QUOTED TEXT:
========
Thursday,
‘Ethnic Cleansing’ In Karabakh All But Complete, Says Yerevan
• Nane Sahakian
• Astghik Bedevian
Amenia - Refugees from Nagorno-Karabakh ride in a truck upon their arrival at
the border village of Kornidzor, .
All ethnic Armenians remaining in Nagorno-Karabakh will flee to Armenia in the
coming days, Prime Minister Nikol Pashinian said on Thursday, accusing
Azerbaijan of practically finishing “ethnic cleansing” in the region.
“Analysis shows that there will be no Armenians left in Nagorno-Karabakh in the
coming days. This is a direct act of ethnic cleansing and depatriation, and
something we have been warning the international community about for a long
time,” charged Pashinian.
He complained that international criticism of Azerbaijan, which went on a
large-scale military offensive in Karabakh on September 19, has not been backed
up by “concrete actions.”
“If declarations of condemnation are not followed by commensurate political and
legal decisions, condemnations become acts of acquiescence,” he added during a
weekly cabinet meeting in Yerevan.
He spoke as a steady stream of Karabakh Armenian refugees crossed into Armenia
through the Lachin corridor for the fifth consecutive day. According to the
Armenian government, their total number reached 76,400 by 8 p.m. local time. The
figure is equivalent to nearly two-thirds of Karabakh’s estimated population.
Nagorno-Karabakh - Refugees gather around a fire to warm themselves as they
stuck in a jam of vehicles on the road leading towards the Armenian border,
September 25, 2023.
The government pledged to help evacuate people remaining in Stepanakert and
other Karabakh towns and villages. Deputy Prime Minister Tigran Khachatrian said
many of them own no cars, trucks or other vehicles that would transport them to
Armenia.
The government is planning to send a convoy of 35 buses to Stepanakert for that
purpose, Khachatrian said, adding that Russian peacekeepers have agreed to
escort it. He said the buses cannot head to Karabakh now because the
50-kilometer road connecting it to Armenia remains clogged by hundreds of
vehicles. It now takes at least 30 hours to drive from the Karabakh capital to
the Armenian border, Khachatrian told Pashinian and fellow cabinet members.
In the Armenian border town of Goris, government officials and private
volunteers kept scrambling to provide the arriving refugees with food, housing
and other vital assistance. A spokeswoman for Pashinian said only 17,150
refugees have accepted accommodation provided by the government in hotels,
resorts and public buildings across the country. The prime minister announced
later in the day that each refugee will receive a one-off cash payment of
100,000 drams ($260).
Meanwhile, Baku has denied the accusations of ethnic cleansing and insisted that
it wants to "reintegrate" the enclave's ethnic Armenian population into
Azerbaijan. In a statement, the Azerbaijan's Foreign Ministry urged ethnic
Armenian residents to stay in Karabakh.
========
JOBS:
1 – Condense the paragraph of the Karabakh refugee article that begins "The government is planning to send a convoy" into a short bulleted list that keeps its main facts.
2 – Extend the Karabakh refugee article by a paragraph that follows on from its final sentence.
The records are drawn from a separate source and are not part of the Karabakh article.
========
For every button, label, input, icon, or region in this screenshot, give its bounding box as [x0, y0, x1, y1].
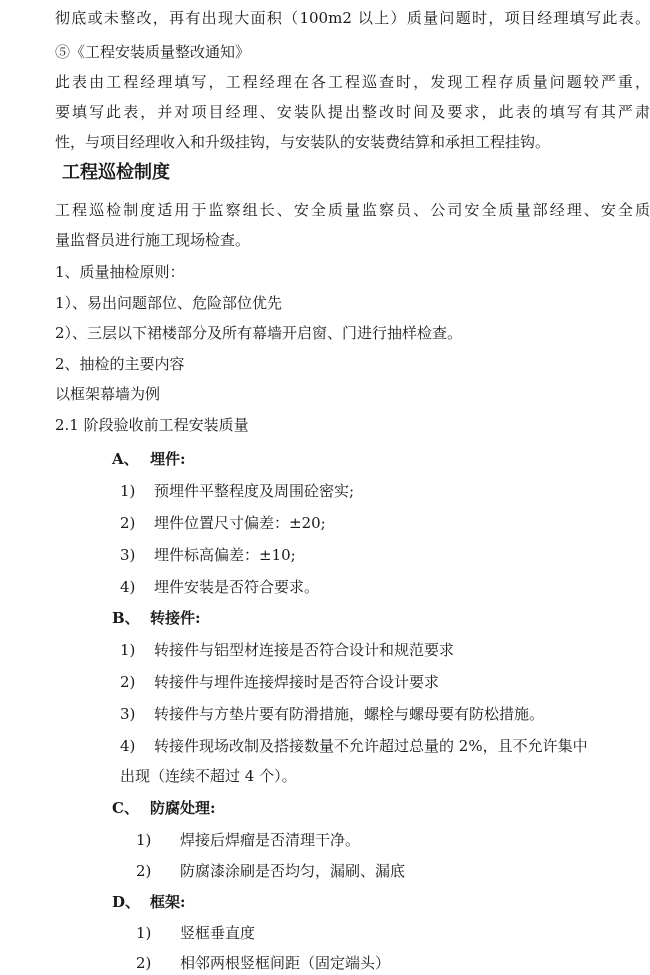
form-title: ⑤《工程安装质量整改通知》 [55, 43, 251, 61]
item-text: 防腐漆涂刷是否均匀，漏刷、漏底 [180, 862, 406, 880]
section-b-heading [112, 608, 201, 628]
paragraph-line: 工程巡检制度适用于监察组长、安全质量监察员、公司安全质量部经理、安全质 [55, 201, 650, 219]
item-number: 4) [120, 737, 136, 755]
paragraph-line: 以框架幕墙为例 [55, 385, 161, 403]
list-item: 1）、易出问题部位、危险部位优先 [55, 294, 283, 312]
item-number: 4) [120, 578, 136, 596]
list-heading: 2、抽检的主要内容 [55, 355, 185, 373]
section-title: 框架: [150, 893, 186, 911]
item-text: 相邻两根竖框间距（固定端头） [180, 954, 391, 972]
item-number: 2) [120, 673, 136, 691]
list-item [136, 923, 255, 943]
list-item [120, 672, 439, 692]
item-text: 埋件标高偏差：±10; [154, 546, 296, 564]
subsection-heading: 2.1 阶段验收前工程安装质量 [55, 416, 249, 434]
paragraph-line: 量监督员进行施工现场检查。 [55, 231, 251, 249]
section-key: D、 [112, 893, 141, 911]
section-c-heading [112, 798, 216, 818]
list-item [120, 577, 319, 597]
item-text: 竖框垂直度 [180, 924, 256, 942]
section-title: 埋件: [150, 450, 186, 468]
item-number: 2) [136, 862, 152, 880]
item-text: 埋件位置尺寸偏差：±20; [154, 514, 326, 532]
paragraph-line: 此表由工程经理填写，工程经理在各工程巡查时，发现工程存质量问题较严重， [55, 73, 650, 91]
item-text: 焊接后焊瘤是否清理干净。 [180, 831, 361, 849]
item-text: 转接件与方垫片要有防滑措施，螺栓与螺母要有防松措施。 [154, 705, 545, 723]
list-item [120, 545, 296, 565]
item-number: 1) [136, 831, 152, 849]
item-number: 2) [136, 954, 152, 972]
section-a-heading [112, 449, 186, 469]
section-title: 防腐处理: [150, 799, 216, 817]
list-item [120, 736, 588, 756]
section-key: A、 [112, 450, 139, 468]
list-item [120, 513, 326, 533]
item-number: 3) [120, 546, 136, 564]
item-text: 转接件与埋件连接焊接时是否符合设计要求 [154, 673, 440, 691]
item-number: 3) [120, 705, 136, 723]
list-item-continuation: 出现（连续不超过 4 个）。 [120, 767, 297, 785]
item-text: 转接件现场改制及搭接数量不允许超过总量的 2%，且不允许集中 [154, 737, 588, 755]
list-heading: 1、质量抽检原则： [55, 263, 185, 281]
paragraph-line: 彻底或未整改，再有出现大面积（100m2 以上）质量问题时，项目经理填写此表。 [55, 9, 650, 27]
section-d-heading [112, 892, 186, 912]
list-item [136, 830, 360, 850]
section-key: C、 [112, 799, 139, 817]
item-number: 1) [120, 641, 136, 659]
list-item [120, 704, 544, 724]
paragraph-line: 要填写此表，并对项目经理、安装队提出整改时间及要求，此表的填写有其严肃 [55, 103, 650, 121]
list-item [136, 953, 390, 973]
item-number: 2) [120, 514, 136, 532]
list-item [120, 640, 454, 660]
paragraph-line: 性，与项目经理收入和升级挂钩，与安装队的安装费结算和承担工程挂钩。 [55, 133, 551, 151]
list-item [120, 481, 354, 501]
item-text: 埋件安装是否符合要求。 [154, 578, 320, 596]
item-number: 1) [136, 924, 152, 942]
section-title: 转接件: [150, 609, 201, 627]
section-key: B、 [112, 609, 140, 627]
section-heading: 工程巡检制度 [62, 162, 170, 183]
item-text: 转接件与铝型材连接是否符合设计和规范要求 [154, 641, 455, 659]
item-text: 预埋件平整程度及周围砼密实; [154, 482, 355, 500]
list-item [136, 861, 405, 881]
item-number: 1) [120, 482, 136, 500]
list-item: 2）、三层以下裙楼部分及所有幕墙开启窗、门进行抽样检查。 [55, 324, 463, 342]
========
RESPONSES IN ORDER:
1 –
- The Armenian government plans to send a convoy of 35 buses to Stepanakert, and Russian peacekeepers have agreed to escort it.
- The buses cannot leave yet because hundreds of vehicles clog the 50-kilometer road linking Karabakh to Armenia.
- The drive from the Karabakh capital to the Armenian border now takes at least 30 hours.

2 –
Armenia - Karabakh refugees board a bus near a Red Cross registration center in
Goris, .
Russia, which has been criticized by Yerevan for its peacekeepers' failure to
prevent the fall of Karabakh, suggested that the fleeing Karabakh Armenians have
nothing to fear.
"It's difficult to say who is to blame [for the exodus.] There is no direct
reason for such actions," Kremlin spokesman Dmitry Peskov told reporters.
The exodus followed a Russian-brokered ceasefire that stopped the lighting
Azerbaijani offensive. Under the terms of that agreement, Karabakh disarmed its
army, paving the way for the restoration of full Azerbaijani control over the
territory.
In line with the deal, Samvel Shahramanian, the Karabakh president, also signed
a decree on Thursday disbanding all government bodies and saying that the
self-proclaimed Nagorno-Karabakh, set up in September 1991, will cease to exist
on January 1.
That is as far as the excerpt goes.